(Set task)
Search the listing for "JSON" and copy every line where it appears.

(Listed entries)
---
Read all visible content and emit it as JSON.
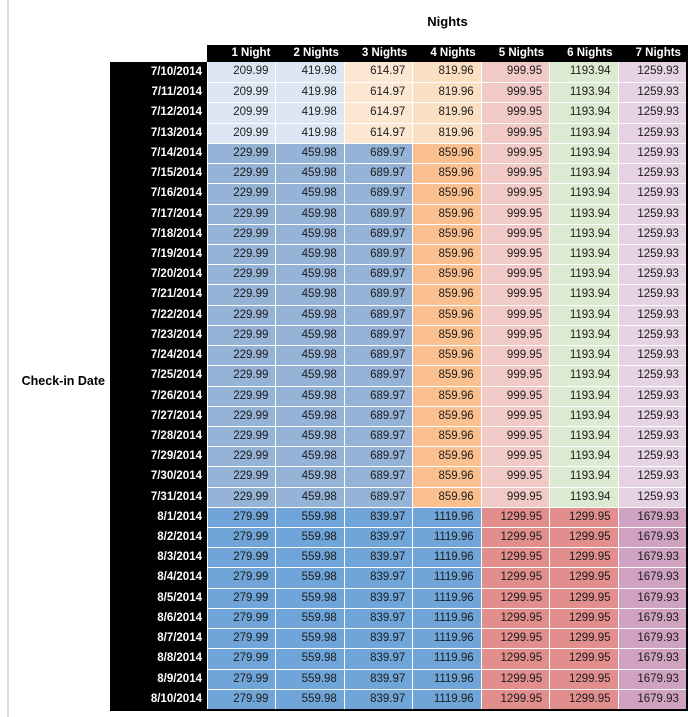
{
  "chart_data": {
    "type": "table",
    "title": "Nights",
    "row_axis_label": "Check-in Date",
    "columns": [
      "1 Night",
      "2 Nights",
      "3 Nights",
      "4 Nights",
      "5 Nights",
      "6 Nights",
      "7 Nights"
    ],
    "row_groups": [
      {
        "dates": [
          "7/10/2014",
          "7/11/2014",
          "7/12/2014",
          "7/13/2014"
        ],
        "nightly_values": [
          209.99,
          419.98,
          614.97,
          819.96,
          999.95,
          1193.94,
          1259.93
        ]
      },
      {
        "dates": [
          "7/14/2014",
          "7/15/2014",
          "7/16/2014",
          "7/17/2014",
          "7/18/2014",
          "7/19/2014",
          "7/20/2014",
          "7/21/2014",
          "7/22/2014",
          "7/23/2014",
          "7/24/2014",
          "7/25/2014",
          "7/26/2014",
          "7/27/2014",
          "7/28/2014",
          "7/29/2014",
          "7/30/2014",
          "7/31/2014"
        ],
        "nightly_values": [
          229.99,
          459.98,
          689.97,
          859.96,
          999.95,
          1193.94,
          1259.93
        ]
      },
      {
        "dates": [
          "8/1/2014",
          "8/2/2014",
          "8/3/2014",
          "8/4/2014",
          "8/5/2014",
          "8/6/2014",
          "8/7/2014",
          "8/8/2014",
          "8/9/2014",
          "8/10/2014"
        ],
        "nightly_values": [
          279.99,
          559.98,
          839.97,
          1119.96,
          1299.95,
          1299.95,
          1679.93
        ]
      }
    ]
  },
  "styles": {
    "header_bg": "#000000",
    "header_text": "#ffffff",
    "left_rule": "#d9d9d9",
    "cell_text": "#1c1c1c",
    "palette": {
      "light_blue": "#dce6f2",
      "light_tan": "#fbe7d2",
      "light_peach": "#fadfc2",
      "medium_blue": "#95b3d7",
      "orange": "#fac08f",
      "light_pink": "#f1cac8",
      "light_green": "#dcead2",
      "light_violet": "#e5d3e3",
      "dark_blue": "#6fa5d8",
      "salmon": "#e18e8c",
      "mauve": "#d0a2c2"
    },
    "group_cell_colors": [
      [
        "light_blue",
        "light_blue",
        "light_tan",
        "light_peach",
        "light_pink",
        "light_green",
        "light_violet"
      ],
      [
        "medium_blue",
        "medium_blue",
        "medium_blue",
        "orange",
        "light_pink",
        "light_green",
        "light_violet"
      ],
      [
        "dark_blue",
        "dark_blue",
        "dark_blue",
        "dark_blue",
        "salmon",
        "salmon",
        "mauve"
      ]
    ]
  }
}
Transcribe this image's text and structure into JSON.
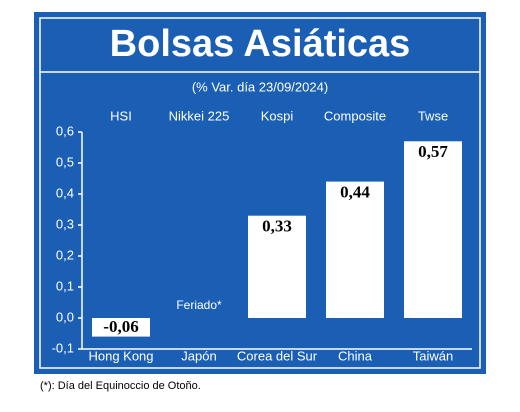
{
  "chart_data": {
    "type": "bar",
    "title": "Bolsas Asiáticas",
    "subtitle": "(% Var. día 23/09/2024)",
    "indices": [
      "HSI",
      "Nikkei 225",
      "Kospi",
      "Composite",
      "Twse"
    ],
    "categories": [
      "Hong Kong",
      "Japón",
      "Corea del Sur",
      "China",
      "Taiwán"
    ],
    "values": [
      -0.06,
      null,
      0.33,
      0.44,
      0.57
    ],
    "value_labels": [
      "-0,06",
      "Feriado*",
      "0,33",
      "0,44",
      "0,57"
    ],
    "color": "#ffffff",
    "ylim": [
      -0.1,
      0.6
    ],
    "yticks": [
      {
        "value": -0.1,
        "label": "-0,1"
      },
      {
        "value": 0,
        "label": "0,0"
      },
      {
        "value": 0.1,
        "label": "0,1"
      },
      {
        "value": 0.2,
        "label": "0,2"
      },
      {
        "value": 0.3,
        "label": "0,3"
      },
      {
        "value": 0.4,
        "label": "0,4"
      },
      {
        "value": 0.5,
        "label": "0,5"
      },
      {
        "value": 0.6,
        "label": "0,6"
      }
    ],
    "footnote": "(*): Día del Equinoccio de Otoño."
  }
}
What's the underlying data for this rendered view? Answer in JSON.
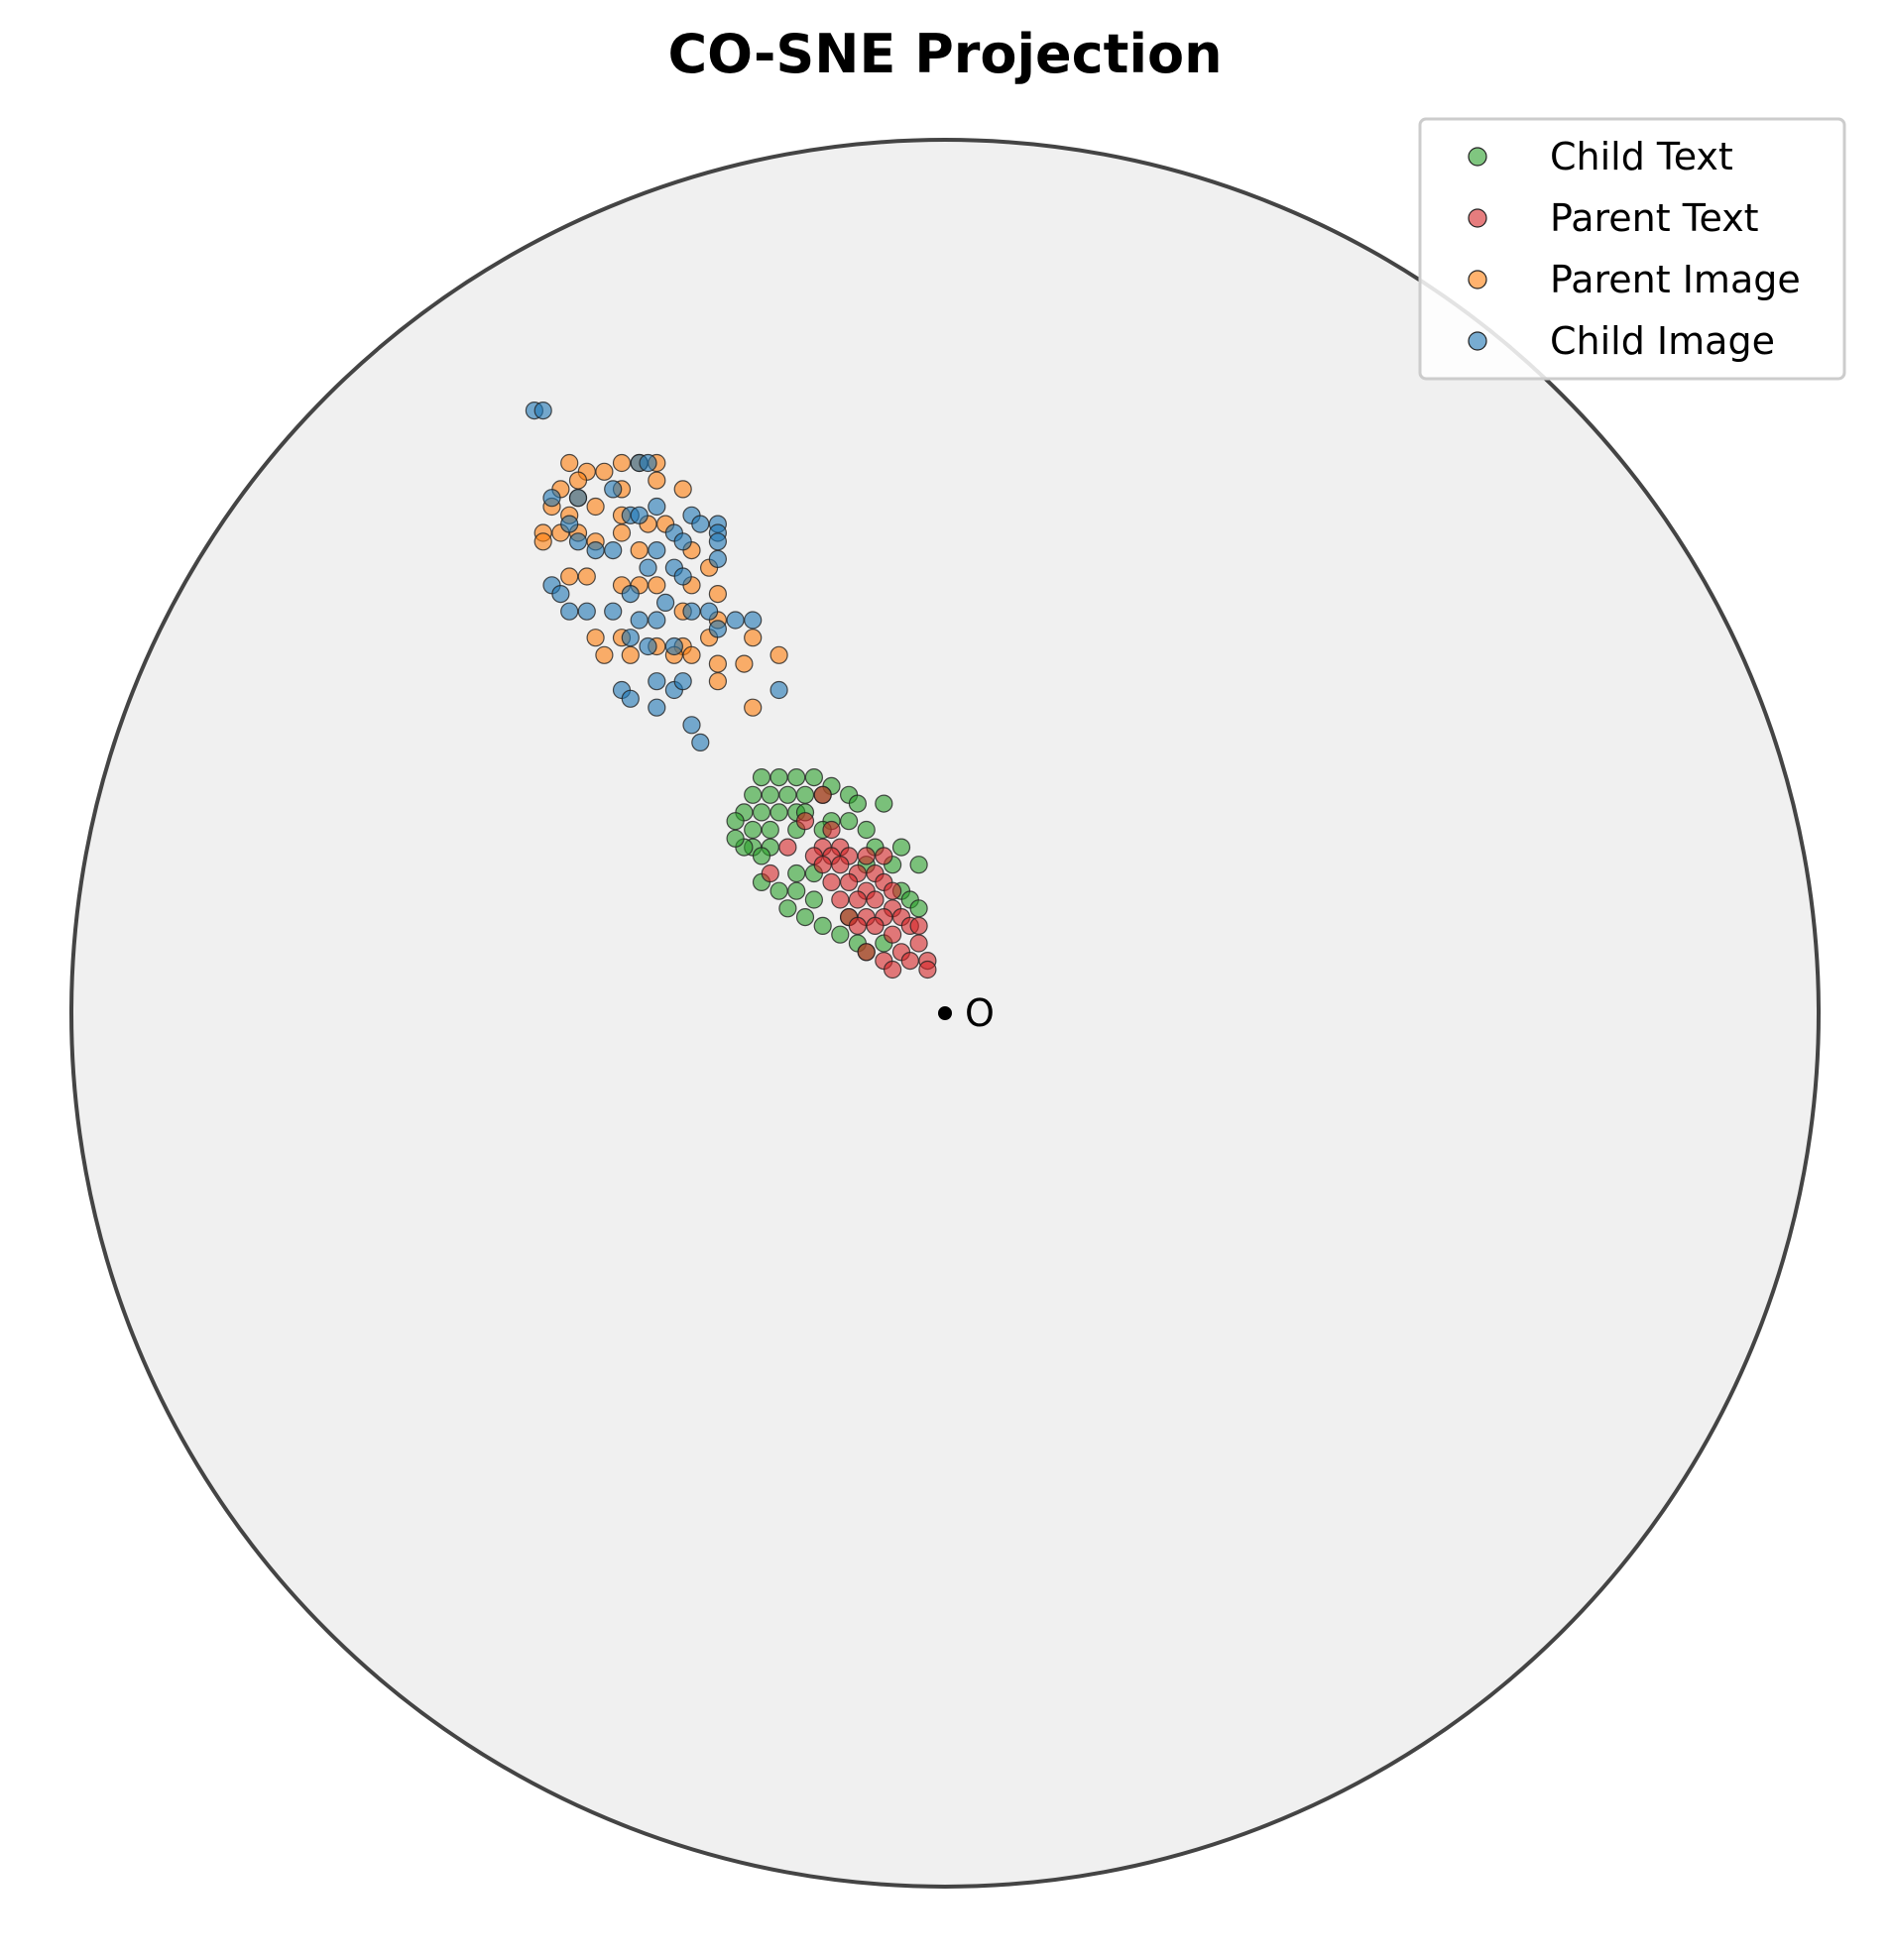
{
  "chart_data": {
    "type": "scatter",
    "title": "CO-SNE Projection",
    "xlabel": "",
    "ylabel": "",
    "xlim": [
      -1,
      1
    ],
    "ylim": [
      -1,
      1
    ],
    "grid": false,
    "boundary": "unit-disk",
    "legend_position": "top-right",
    "origin_label": "O",
    "colors": {
      "child_text": "#2ca02c",
      "parent_text": "#d62728",
      "parent_image": "#ff7f0e",
      "child_image": "#1f77b4",
      "disk_fill": "#f0f0f0",
      "disk_edge": "#444444"
    },
    "series": [
      {
        "name": "Child Text",
        "color": "#2ca02c",
        "points": [
          [
            -0.21,
            0.27
          ],
          [
            -0.19,
            0.27
          ],
          [
            -0.17,
            0.27
          ],
          [
            -0.15,
            0.27
          ],
          [
            -0.13,
            0.26
          ],
          [
            -0.11,
            0.25
          ],
          [
            -0.22,
            0.25
          ],
          [
            -0.2,
            0.25
          ],
          [
            -0.18,
            0.25
          ],
          [
            -0.16,
            0.25
          ],
          [
            -0.14,
            0.25
          ],
          [
            -0.23,
            0.23
          ],
          [
            -0.21,
            0.23
          ],
          [
            -0.19,
            0.23
          ],
          [
            -0.17,
            0.23
          ],
          [
            -0.1,
            0.24
          ],
          [
            -0.07,
            0.24
          ],
          [
            -0.24,
            0.22
          ],
          [
            -0.22,
            0.21
          ],
          [
            -0.2,
            0.21
          ],
          [
            -0.16,
            0.23
          ],
          [
            -0.13,
            0.22
          ],
          [
            -0.11,
            0.22
          ],
          [
            -0.22,
            0.19
          ],
          [
            -0.23,
            0.19
          ],
          [
            -0.2,
            0.19
          ],
          [
            -0.17,
            0.21
          ],
          [
            -0.14,
            0.21
          ],
          [
            -0.09,
            0.21
          ],
          [
            -0.24,
            0.2
          ],
          [
            -0.21,
            0.18
          ],
          [
            -0.08,
            0.19
          ],
          [
            -0.05,
            0.19
          ],
          [
            -0.09,
            0.17
          ],
          [
            -0.06,
            0.17
          ],
          [
            -0.03,
            0.17
          ],
          [
            -0.17,
            0.16
          ],
          [
            -0.15,
            0.16
          ],
          [
            -0.21,
            0.15
          ],
          [
            -0.19,
            0.14
          ],
          [
            -0.15,
            0.13
          ],
          [
            -0.17,
            0.14
          ],
          [
            -0.05,
            0.14
          ],
          [
            -0.04,
            0.13
          ],
          [
            -0.03,
            0.12
          ],
          [
            -0.16,
            0.11
          ],
          [
            -0.11,
            0.11
          ],
          [
            -0.14,
            0.1
          ],
          [
            -0.1,
            0.08
          ],
          [
            -0.09,
            0.07
          ],
          [
            -0.07,
            0.08
          ],
          [
            -0.18,
            0.12
          ],
          [
            -0.12,
            0.09
          ]
        ]
      },
      {
        "name": "Parent Text",
        "color": "#d62728",
        "points": [
          [
            -0.14,
            0.25
          ],
          [
            -0.16,
            0.22
          ],
          [
            -0.13,
            0.21
          ],
          [
            -0.12,
            0.19
          ],
          [
            -0.14,
            0.19
          ],
          [
            -0.18,
            0.19
          ],
          [
            -0.15,
            0.18
          ],
          [
            -0.13,
            0.18
          ],
          [
            -0.11,
            0.18
          ],
          [
            -0.09,
            0.18
          ],
          [
            -0.07,
            0.18
          ],
          [
            -0.14,
            0.17
          ],
          [
            -0.12,
            0.17
          ],
          [
            -0.1,
            0.16
          ],
          [
            -0.08,
            0.16
          ],
          [
            -0.2,
            0.16
          ],
          [
            -0.13,
            0.15
          ],
          [
            -0.11,
            0.15
          ],
          [
            -0.09,
            0.14
          ],
          [
            -0.07,
            0.15
          ],
          [
            -0.06,
            0.14
          ],
          [
            -0.12,
            0.13
          ],
          [
            -0.1,
            0.13
          ],
          [
            -0.08,
            0.13
          ],
          [
            -0.06,
            0.12
          ],
          [
            -0.11,
            0.11
          ],
          [
            -0.09,
            0.11
          ],
          [
            -0.07,
            0.11
          ],
          [
            -0.05,
            0.11
          ],
          [
            -0.04,
            0.1
          ],
          [
            -0.1,
            0.1
          ],
          [
            -0.08,
            0.1
          ],
          [
            -0.06,
            0.09
          ],
          [
            -0.03,
            0.1
          ],
          [
            -0.09,
            0.07
          ],
          [
            -0.07,
            0.06
          ],
          [
            -0.05,
            0.07
          ],
          [
            -0.03,
            0.08
          ],
          [
            -0.04,
            0.06
          ],
          [
            -0.02,
            0.06
          ],
          [
            -0.02,
            0.05
          ],
          [
            -0.06,
            0.05
          ]
        ]
      },
      {
        "name": "Parent Image",
        "color": "#ff7f0e",
        "points": [
          [
            -0.43,
            0.63
          ],
          [
            -0.41,
            0.62
          ],
          [
            -0.39,
            0.62
          ],
          [
            -0.37,
            0.63
          ],
          [
            -0.35,
            0.63
          ],
          [
            -0.33,
            0.63
          ],
          [
            -0.42,
            0.61
          ],
          [
            -0.44,
            0.6
          ],
          [
            -0.42,
            0.59
          ],
          [
            -0.37,
            0.6
          ],
          [
            -0.33,
            0.61
          ],
          [
            -0.3,
            0.6
          ],
          [
            -0.45,
            0.58
          ],
          [
            -0.43,
            0.57
          ],
          [
            -0.4,
            0.58
          ],
          [
            -0.37,
            0.57
          ],
          [
            -0.34,
            0.56
          ],
          [
            -0.46,
            0.55
          ],
          [
            -0.44,
            0.55
          ],
          [
            -0.42,
            0.55
          ],
          [
            -0.37,
            0.55
          ],
          [
            -0.32,
            0.56
          ],
          [
            -0.46,
            0.54
          ],
          [
            -0.4,
            0.54
          ],
          [
            -0.35,
            0.53
          ],
          [
            -0.29,
            0.53
          ],
          [
            -0.27,
            0.51
          ],
          [
            -0.43,
            0.5
          ],
          [
            -0.41,
            0.5
          ],
          [
            -0.37,
            0.49
          ],
          [
            -0.35,
            0.49
          ],
          [
            -0.33,
            0.49
          ],
          [
            -0.29,
            0.49
          ],
          [
            -0.26,
            0.48
          ],
          [
            -0.3,
            0.46
          ],
          [
            -0.26,
            0.45
          ],
          [
            -0.4,
            0.43
          ],
          [
            -0.37,
            0.43
          ],
          [
            -0.33,
            0.42
          ],
          [
            -0.3,
            0.42
          ],
          [
            -0.27,
            0.43
          ],
          [
            -0.22,
            0.43
          ],
          [
            -0.39,
            0.41
          ],
          [
            -0.36,
            0.41
          ],
          [
            -0.31,
            0.41
          ],
          [
            -0.29,
            0.41
          ],
          [
            -0.26,
            0.4
          ],
          [
            -0.23,
            0.4
          ],
          [
            -0.19,
            0.41
          ],
          [
            -0.26,
            0.38
          ],
          [
            -0.22,
            0.35
          ]
        ]
      },
      {
        "name": "Child Image",
        "color": "#1f77b4",
        "points": [
          [
            -0.47,
            0.69
          ],
          [
            -0.46,
            0.69
          ],
          [
            -0.35,
            0.63
          ],
          [
            -0.34,
            0.63
          ],
          [
            -0.38,
            0.6
          ],
          [
            -0.33,
            0.58
          ],
          [
            -0.36,
            0.57
          ],
          [
            -0.35,
            0.57
          ],
          [
            -0.45,
            0.59
          ],
          [
            -0.42,
            0.59
          ],
          [
            -0.29,
            0.57
          ],
          [
            -0.28,
            0.56
          ],
          [
            -0.26,
            0.56
          ],
          [
            -0.26,
            0.55
          ],
          [
            -0.43,
            0.56
          ],
          [
            -0.42,
            0.54
          ],
          [
            -0.4,
            0.53
          ],
          [
            -0.38,
            0.53
          ],
          [
            -0.31,
            0.55
          ],
          [
            -0.33,
            0.53
          ],
          [
            -0.3,
            0.54
          ],
          [
            -0.26,
            0.54
          ],
          [
            -0.26,
            0.52
          ],
          [
            -0.31,
            0.51
          ],
          [
            -0.34,
            0.51
          ],
          [
            -0.45,
            0.49
          ],
          [
            -0.44,
            0.48
          ],
          [
            -0.36,
            0.48
          ],
          [
            -0.32,
            0.47
          ],
          [
            -0.3,
            0.5
          ],
          [
            -0.43,
            0.46
          ],
          [
            -0.41,
            0.46
          ],
          [
            -0.38,
            0.46
          ],
          [
            -0.35,
            0.45
          ],
          [
            -0.33,
            0.45
          ],
          [
            -0.29,
            0.46
          ],
          [
            -0.27,
            0.46
          ],
          [
            -0.24,
            0.45
          ],
          [
            -0.22,
            0.45
          ],
          [
            -0.26,
            0.44
          ],
          [
            -0.36,
            0.43
          ],
          [
            -0.34,
            0.42
          ],
          [
            -0.31,
            0.42
          ],
          [
            -0.37,
            0.37
          ],
          [
            -0.36,
            0.36
          ],
          [
            -0.33,
            0.38
          ],
          [
            -0.31,
            0.37
          ],
          [
            -0.33,
            0.35
          ],
          [
            -0.3,
            0.38
          ],
          [
            -0.19,
            0.37
          ],
          [
            -0.29,
            0.33
          ],
          [
            -0.28,
            0.31
          ]
        ]
      }
    ]
  }
}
---
(Output for this exercise)
Read all visible content and emit it as JSON.
Transcribe this image's text and structure into JSON.
What's the underlying data for this rendered view? Answer in JSON.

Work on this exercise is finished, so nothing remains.